[Stored data]
━━━━━━━━━━━━━━━━━━━━

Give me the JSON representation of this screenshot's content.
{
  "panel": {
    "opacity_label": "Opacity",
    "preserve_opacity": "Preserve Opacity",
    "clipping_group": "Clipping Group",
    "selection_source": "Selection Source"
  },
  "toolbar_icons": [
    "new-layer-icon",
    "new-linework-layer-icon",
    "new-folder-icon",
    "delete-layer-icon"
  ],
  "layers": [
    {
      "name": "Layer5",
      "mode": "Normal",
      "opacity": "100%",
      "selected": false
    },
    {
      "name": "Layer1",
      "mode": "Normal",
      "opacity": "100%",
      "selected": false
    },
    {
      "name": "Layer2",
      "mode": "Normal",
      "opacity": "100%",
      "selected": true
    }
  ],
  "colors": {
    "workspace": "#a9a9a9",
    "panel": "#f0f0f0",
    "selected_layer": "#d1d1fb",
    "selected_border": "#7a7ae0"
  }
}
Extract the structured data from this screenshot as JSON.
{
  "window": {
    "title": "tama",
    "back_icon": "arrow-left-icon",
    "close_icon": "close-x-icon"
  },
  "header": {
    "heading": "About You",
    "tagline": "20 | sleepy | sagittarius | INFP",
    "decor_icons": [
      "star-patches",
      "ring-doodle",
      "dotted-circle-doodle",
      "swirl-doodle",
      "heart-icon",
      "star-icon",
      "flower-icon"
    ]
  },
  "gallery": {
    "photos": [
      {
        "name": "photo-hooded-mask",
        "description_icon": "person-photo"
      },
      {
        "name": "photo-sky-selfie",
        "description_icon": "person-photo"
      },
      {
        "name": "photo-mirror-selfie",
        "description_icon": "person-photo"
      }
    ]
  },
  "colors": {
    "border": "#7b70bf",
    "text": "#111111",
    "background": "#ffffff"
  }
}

━━━━━━━━━━━━━━━━━━━━

Which lines hold the word "name"? Return all of them from the records above.

      "name": "Layer5",
      "name": "Layer1",
      "name": "Layer2",
        "name": "photo-hooded-mask",
        "name": "photo-sky-selfie",
        "name": "photo-mirror-selfie",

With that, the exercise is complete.